▸ **EXERCISE**: Search the material for the string "source", then return every line where it is found.

☆ ☆ ☆ ☆

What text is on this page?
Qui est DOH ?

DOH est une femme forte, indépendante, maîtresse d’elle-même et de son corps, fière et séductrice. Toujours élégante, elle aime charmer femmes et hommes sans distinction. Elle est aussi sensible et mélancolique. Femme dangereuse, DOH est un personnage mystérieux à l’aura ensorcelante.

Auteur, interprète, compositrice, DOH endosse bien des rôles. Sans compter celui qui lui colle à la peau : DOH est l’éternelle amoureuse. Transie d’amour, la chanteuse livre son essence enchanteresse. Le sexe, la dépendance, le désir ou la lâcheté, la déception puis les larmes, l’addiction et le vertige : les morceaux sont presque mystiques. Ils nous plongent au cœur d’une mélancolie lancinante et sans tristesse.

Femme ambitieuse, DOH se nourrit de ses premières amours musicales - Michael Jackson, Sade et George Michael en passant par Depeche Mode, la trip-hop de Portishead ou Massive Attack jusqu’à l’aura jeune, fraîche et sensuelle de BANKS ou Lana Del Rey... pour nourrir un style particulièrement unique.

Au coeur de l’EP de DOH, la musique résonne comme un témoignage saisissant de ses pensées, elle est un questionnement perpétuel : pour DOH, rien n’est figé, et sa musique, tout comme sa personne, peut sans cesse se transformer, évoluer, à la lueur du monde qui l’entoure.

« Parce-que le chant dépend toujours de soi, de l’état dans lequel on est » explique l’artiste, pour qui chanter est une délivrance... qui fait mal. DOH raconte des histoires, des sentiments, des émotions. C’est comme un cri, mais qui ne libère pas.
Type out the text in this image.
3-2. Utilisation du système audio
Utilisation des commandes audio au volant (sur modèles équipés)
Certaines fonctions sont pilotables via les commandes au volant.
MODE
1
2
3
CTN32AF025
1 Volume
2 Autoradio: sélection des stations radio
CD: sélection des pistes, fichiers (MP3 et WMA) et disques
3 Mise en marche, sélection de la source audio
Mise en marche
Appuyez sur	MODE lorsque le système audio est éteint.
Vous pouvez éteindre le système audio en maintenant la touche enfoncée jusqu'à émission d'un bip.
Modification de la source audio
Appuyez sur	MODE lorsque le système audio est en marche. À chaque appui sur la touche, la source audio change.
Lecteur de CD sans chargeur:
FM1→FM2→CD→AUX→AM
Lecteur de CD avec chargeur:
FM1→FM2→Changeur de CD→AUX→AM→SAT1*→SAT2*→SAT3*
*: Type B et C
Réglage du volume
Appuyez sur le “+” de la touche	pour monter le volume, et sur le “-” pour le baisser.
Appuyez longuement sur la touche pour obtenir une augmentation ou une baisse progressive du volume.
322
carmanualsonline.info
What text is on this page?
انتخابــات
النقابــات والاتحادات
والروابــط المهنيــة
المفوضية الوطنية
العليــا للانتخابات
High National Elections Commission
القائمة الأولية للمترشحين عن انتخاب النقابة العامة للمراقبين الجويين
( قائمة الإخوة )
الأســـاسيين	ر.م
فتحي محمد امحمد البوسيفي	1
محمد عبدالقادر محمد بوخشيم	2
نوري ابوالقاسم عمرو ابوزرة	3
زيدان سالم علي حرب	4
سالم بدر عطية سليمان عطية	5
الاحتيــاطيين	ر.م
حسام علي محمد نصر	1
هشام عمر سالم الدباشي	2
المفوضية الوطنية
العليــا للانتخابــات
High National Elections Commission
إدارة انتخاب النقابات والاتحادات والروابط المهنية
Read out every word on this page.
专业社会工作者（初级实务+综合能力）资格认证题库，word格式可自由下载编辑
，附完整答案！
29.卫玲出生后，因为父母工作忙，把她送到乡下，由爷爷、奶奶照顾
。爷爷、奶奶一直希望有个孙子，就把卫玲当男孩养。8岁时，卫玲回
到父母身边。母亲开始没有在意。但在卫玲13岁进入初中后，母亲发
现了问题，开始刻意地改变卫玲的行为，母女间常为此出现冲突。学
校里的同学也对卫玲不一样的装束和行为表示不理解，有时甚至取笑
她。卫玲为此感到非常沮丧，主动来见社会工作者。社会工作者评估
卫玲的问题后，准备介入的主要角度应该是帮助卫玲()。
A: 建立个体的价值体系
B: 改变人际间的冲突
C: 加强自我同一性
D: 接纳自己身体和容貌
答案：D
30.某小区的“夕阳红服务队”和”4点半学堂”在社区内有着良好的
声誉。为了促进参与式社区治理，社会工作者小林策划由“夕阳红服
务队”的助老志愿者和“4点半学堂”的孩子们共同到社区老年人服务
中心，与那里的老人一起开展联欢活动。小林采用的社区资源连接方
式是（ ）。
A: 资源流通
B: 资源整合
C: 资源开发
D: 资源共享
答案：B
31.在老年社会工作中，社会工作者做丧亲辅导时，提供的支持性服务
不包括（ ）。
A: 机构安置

☆ ☆ ☆ ☆

▸ **WRITTEN ANSWER**:
3 Mise en marche, sélection de la source audio
Modification de la source audio
Appuyez sur	MODE lorsque le système audio est en marche. À chaque appui sur la touche, la source audio change.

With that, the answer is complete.